### [GOAL OF THE EXERCISE]
In your copy, include every line of the listing below exactly but none of the pictures.

### [TASK MATERIAL]

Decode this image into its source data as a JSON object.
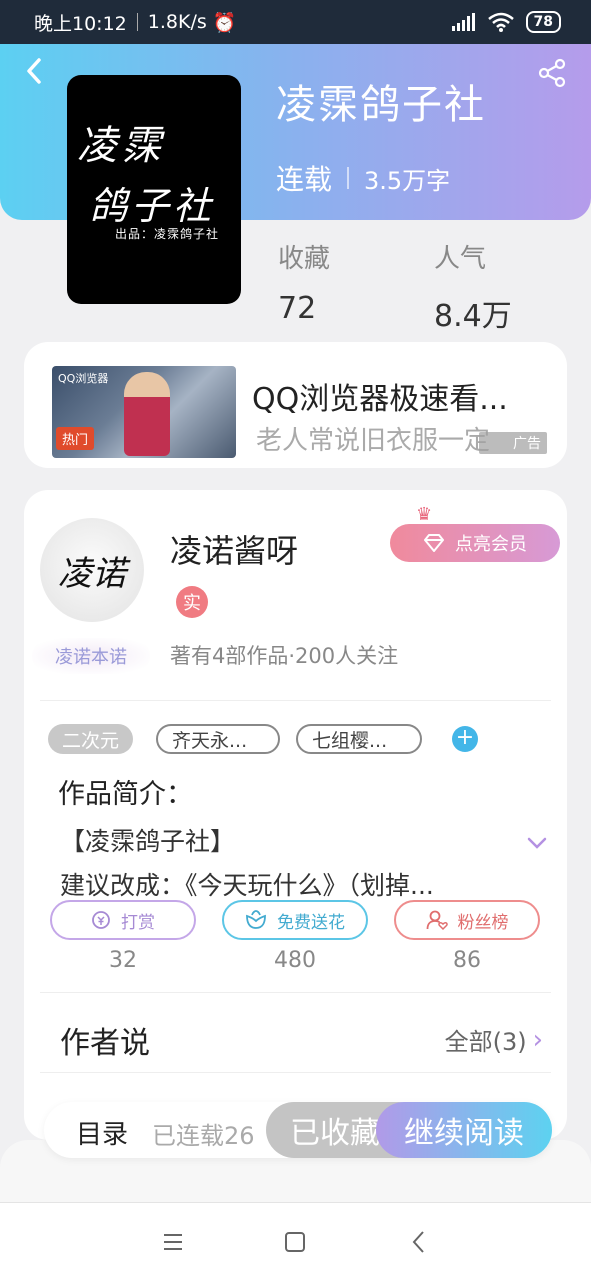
{
  "status_bar": {
    "time": "晚上10:12",
    "speed": "1.8K/s",
    "battery": "78"
  },
  "book": {
    "title": "凌霂鸽子社",
    "status": "连载",
    "word_count": "3.5万字",
    "cover": {
      "line1": "凌霂",
      "line2": "鸽子社",
      "line3": "出品：凌霂鸽子社"
    },
    "stats": [
      {
        "label": "收藏",
        "value": "72"
      },
      {
        "label": "人气",
        "value": "8.4万"
      }
    ]
  },
  "ad": {
    "title": "QQ浏览器极速看...",
    "description": "老人常说旧衣服一定",
    "label": "广告",
    "thumb_badge": "热门",
    "thumb_brand": "QQ浏览器"
  },
  "author": {
    "avatar_text": "凌诺",
    "name": "凌诺酱呀",
    "verified_label": "实",
    "vip_button": "点亮会员",
    "nickname_badge": "凌诺本诺",
    "stats": "著有4部作品·200人关注"
  },
  "tags": [
    "二次元",
    "齐天永...",
    "七组樱..."
  ],
  "intro": {
    "heading": "作品简介：",
    "line1": "【凌霂鸽子社】",
    "line2": "建议改成：《今天玩什么》（划掉..."
  },
  "actions": [
    {
      "label": "打赏",
      "count": "32",
      "icon": "coin-icon",
      "color": "#a68ad4"
    },
    {
      "label": "免费送花",
      "count": "480",
      "icon": "flower-icon",
      "color": "#43abd0"
    },
    {
      "label": "粉丝榜",
      "count": "86",
      "icon": "fans-icon",
      "color": "#e06e6e"
    }
  ],
  "author_say": {
    "heading": "作者说",
    "all_link": "全部(3)"
  },
  "bottom_bar": {
    "catalog": "目录",
    "serial": "已连载26",
    "collected": "已收藏",
    "continue": "继续阅读"
  },
  "colors": {
    "accent": "#b491e2",
    "gradient_start": "#5cd0f2",
    "gradient_end": "#b59ceb"
  }
}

### [FINISHED ANSWER]
Decode this image into its source data as a JSON object.
{
  "status_bar": {
    "time": "晚上10:12",
    "speed": "1.8K/s",
    "battery": "78"
  },
  "book": {
    "title": "凌霂鸽子社",
    "status": "连载",
    "word_count": "3.5万字",
    "cover": {
      "line1": "凌霂",
      "line2": "鸽子社",
      "line3": "出品：凌霂鸽子社"
    },
    "stats": [
      {
        "label": "收藏",
        "value": "72"
      },
      {
        "label": "人气",
        "value": "8.4万"
      }
    ]
  },
  "ad": {
    "title": "QQ浏览器极速看...",
    "description": "老人常说旧衣服一定",
    "label": "广告",
    "thumb_badge": "热门",
    "thumb_brand": "QQ浏览器"
  },
  "author": {
    "avatar_text": "凌诺",
    "name": "凌诺酱呀",
    "verified_label": "实",
    "vip_button": "点亮会员",
    "nickname_badge": "凌诺本诺",
    "stats": "著有4部作品·200人关注"
  },
  "tags": [
    "二次元",
    "齐天永...",
    "七组樱..."
  ],
  "intro": {
    "heading": "作品简介：",
    "line1": "【凌霂鸽子社】",
    "line2": "建议改成：《今天玩什么》（划掉..."
  },
  "actions": [
    {
      "label": "打赏",
      "count": "32",
      "icon": "coin-icon",
      "color": "#a68ad4"
    },
    {
      "label": "免费送花",
      "count": "480",
      "icon": "flower-icon",
      "color": "#43abd0"
    },
    {
      "label": "粉丝榜",
      "count": "86",
      "icon": "fans-icon",
      "color": "#e06e6e"
    }
  ],
  "author_say": {
    "heading": "作者说",
    "all_link": "全部(3)"
  },
  "bottom_bar": {
    "catalog": "目录",
    "serial": "已连载26",
    "collected": "已收藏",
    "continue": "继续阅读"
  },
  "colors": {
    "accent": "#b491e2",
    "gradient_start": "#5cd0f2",
    "gradient_end": "#b59ceb"
  }
}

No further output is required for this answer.